Problem to work on: Only the number is wanted: how many lines of these entries contain the word "Forecast"?

Information shown:
▽

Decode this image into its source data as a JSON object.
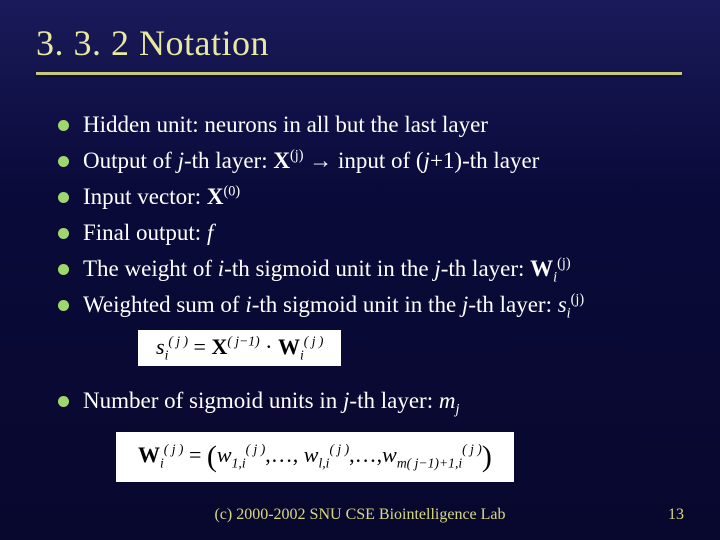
{
  "title": "3. 3. 2 Notation",
  "bullets": {
    "b1_pre": "Hidden unit: neurons in all but the last layer",
    "b2": {
      "pre": "Output of ",
      "j": "j",
      "mid1": "-th layer: ",
      "X": "X",
      "supj": "(j)",
      "arrow": " → input of (",
      "jp1": "j",
      "plus1": "+1)-th layer"
    },
    "b3": {
      "pre": "Input vector: ",
      "X": "X",
      "sup0": "(0)"
    },
    "b4": {
      "pre": "Final output: ",
      "f": "f"
    },
    "b5": {
      "pre": "The weight of ",
      "i": "i",
      "mid1": "-th sigmoid unit in the ",
      "j": "j",
      "mid2": "-th layer: ",
      "W": "W",
      "subi": "i",
      "supj": "(j)"
    },
    "b6": {
      "pre": "Weighted sum of ",
      "i": "i",
      "mid1": "-th sigmoid unit in the ",
      "j": "j",
      "mid2": "-th layer: ",
      "s": "s",
      "subi": "i",
      "supj": "(j)"
    },
    "b7": {
      "pre": "Number of sigmoid units in ",
      "j": "j",
      "mid": "-th layer: ",
      "m": "m",
      "subj": "j"
    }
  },
  "formula1": {
    "s": "s",
    "i": "i",
    "jpar": "( j )",
    "eq": " = ",
    "X": "X",
    "jm1": "( j−1)",
    "dot": " · ",
    "W": "W"
  },
  "formula2": {
    "W": "W",
    "i": "i",
    "jpar": "( j )",
    "eq": " = ",
    "lp": "(",
    "w": "w",
    "s1": "1,i",
    "comma": ",…, ",
    "sl": "l,i",
    "comma2": ",…,",
    "sm": "m( j−1)+1,i",
    "rp": ")"
  },
  "footer": "(c) 2000-2002 SNU CSE Biointelligence Lab",
  "page": "13"
}
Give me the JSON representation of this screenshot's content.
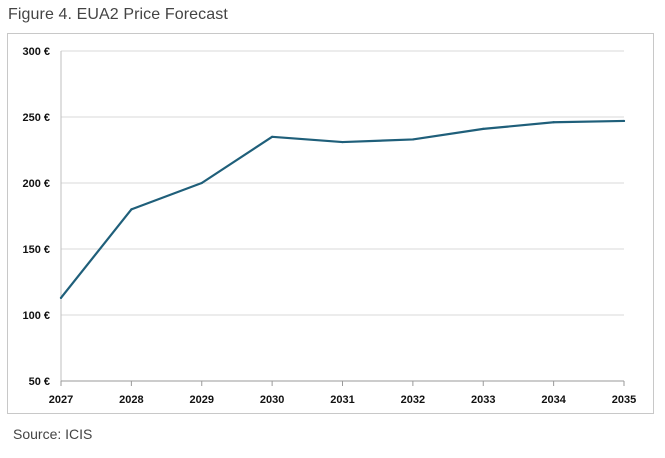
{
  "figure_title": "Figure 4. EUA2 Price Forecast",
  "source": "Source: ICIS",
  "colors": {
    "line": "#1f5f7a",
    "grid": "#d9d9d9",
    "frame": "#c8c8c8"
  },
  "chart_data": {
    "type": "line",
    "title": "Figure 4. EUA2 Price Forecast",
    "xlabel": "",
    "ylabel": "",
    "categories": [
      "2027",
      "2028",
      "2029",
      "2030",
      "2031",
      "2032",
      "2033",
      "2034",
      "2035"
    ],
    "series": [
      {
        "name": "EUA2 Price",
        "values": [
          113,
          180,
          200,
          235,
          231,
          233,
          241,
          246,
          247
        ]
      }
    ],
    "ylim": [
      50,
      300
    ],
    "yticks": [
      50,
      100,
      150,
      200,
      250,
      300
    ],
    "ytick_labels": [
      "50 €",
      "100 €",
      "150 €",
      "200 €",
      "250 €",
      "300 €"
    ],
    "grid": true,
    "legend": "none"
  }
}
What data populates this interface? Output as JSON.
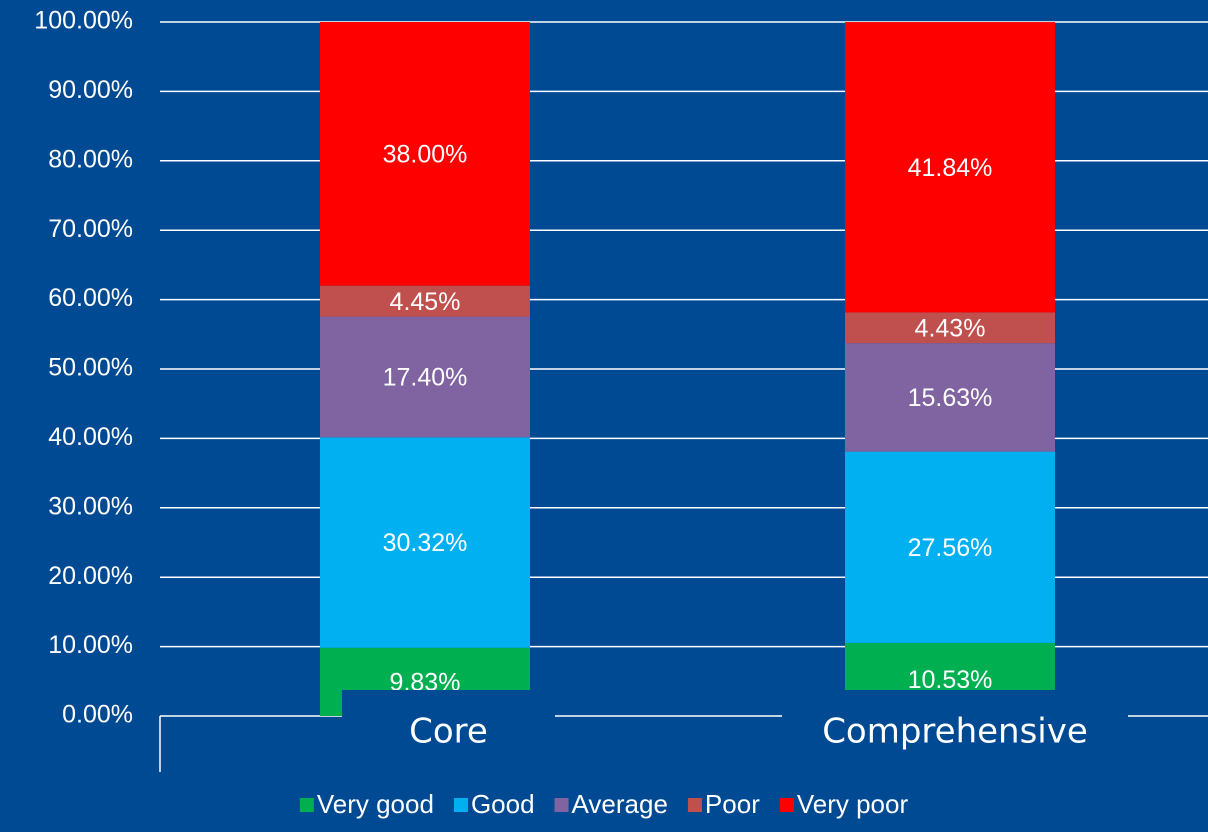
{
  "chart_data": {
    "type": "stacked_bar",
    "categories": [
      "Core",
      "Comprehensive"
    ],
    "series": [
      {
        "name": "Very good",
        "color": "#00b050",
        "values": [
          9.83,
          10.53
        ],
        "value_labels": [
          "9.83%",
          "10.53%"
        ]
      },
      {
        "name": "Good",
        "color": "#00b0f0",
        "values": [
          30.32,
          27.56
        ],
        "value_labels": [
          "30.32%",
          "27.56%"
        ]
      },
      {
        "name": "Average",
        "color": "#8064a2",
        "values": [
          17.4,
          15.63
        ],
        "value_labels": [
          "17.40%",
          "15.63%"
        ]
      },
      {
        "name": "Poor",
        "color": "#c0504d",
        "values": [
          4.45,
          4.43
        ],
        "value_labels": [
          "4.45%",
          "4.43%"
        ]
      },
      {
        "name": "Very poor",
        "color": "#ff0000",
        "values": [
          38.0,
          41.84
        ],
        "value_labels": [
          "38.00%",
          "41.84%"
        ]
      }
    ],
    "ylim": [
      0,
      100
    ],
    "yticks": [
      {
        "value": 0,
        "label": "0.00%"
      },
      {
        "value": 10,
        "label": "10.00%"
      },
      {
        "value": 20,
        "label": "20.00%"
      },
      {
        "value": 30,
        "label": "30.00%"
      },
      {
        "value": 40,
        "label": "40.00%"
      },
      {
        "value": 50,
        "label": "50.00%"
      },
      {
        "value": 60,
        "label": "60.00%"
      },
      {
        "value": 70,
        "label": "70.00%"
      },
      {
        "value": 80,
        "label": "80.00%"
      },
      {
        "value": 90,
        "label": "90.00%"
      },
      {
        "value": 100,
        "label": "100.00%"
      }
    ],
    "grid": true,
    "legend": "bottom"
  }
}
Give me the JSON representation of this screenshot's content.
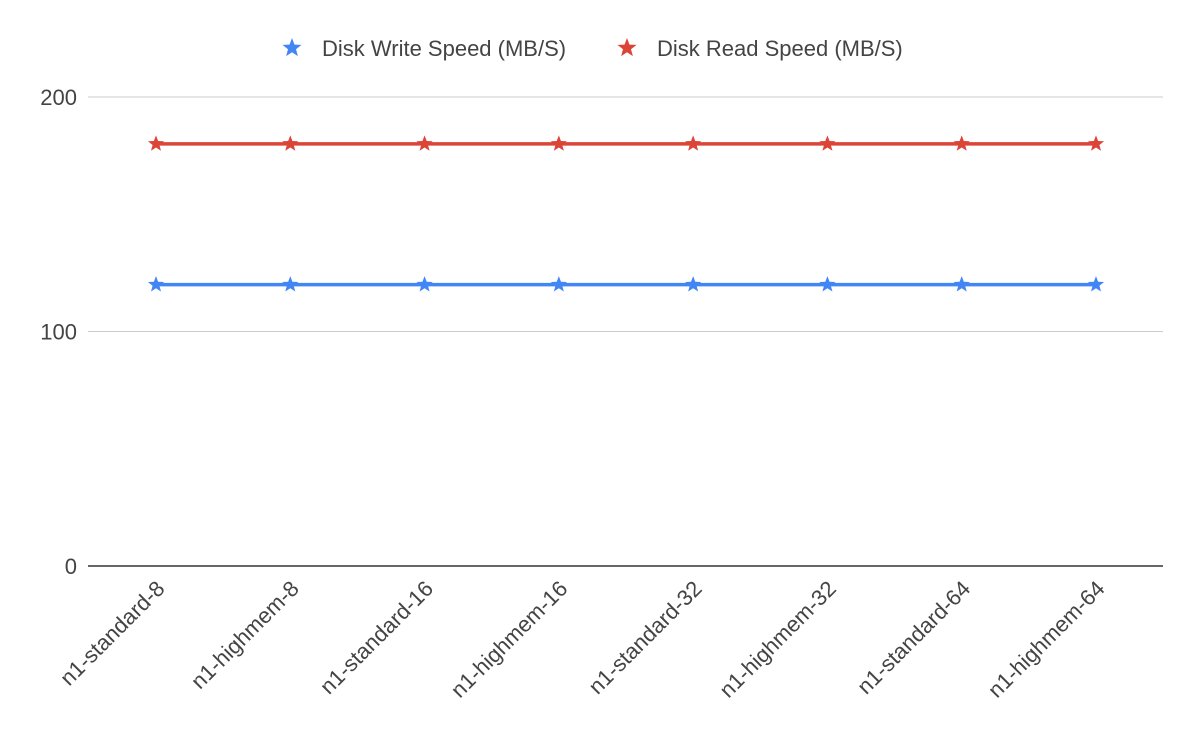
{
  "chart_data": {
    "type": "line",
    "title": "",
    "xlabel": "",
    "ylabel": "",
    "categories": [
      "n1-standard-8",
      "n1-highmem-8",
      "n1-standard-16",
      "n1-highmem-16",
      "n1-standard-32",
      "n1-highmem-32",
      "n1-standard-64",
      "n1-highmem-64"
    ],
    "series": [
      {
        "name": "Disk Write Speed (MB/S)",
        "color": "#4285f4",
        "marker": "star",
        "values": [
          120,
          120,
          120,
          120,
          120,
          120,
          120,
          120
        ]
      },
      {
        "name": "Disk Read Speed (MB/S)",
        "color": "#db4437",
        "marker": "star",
        "values": [
          180,
          180,
          180,
          180,
          180,
          180,
          180,
          180
        ]
      }
    ],
    "ylim": [
      0,
      200
    ],
    "yticks": [
      "0",
      "100",
      "200"
    ],
    "grid": true,
    "legend_position": "top-center"
  }
}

△

Final result: 2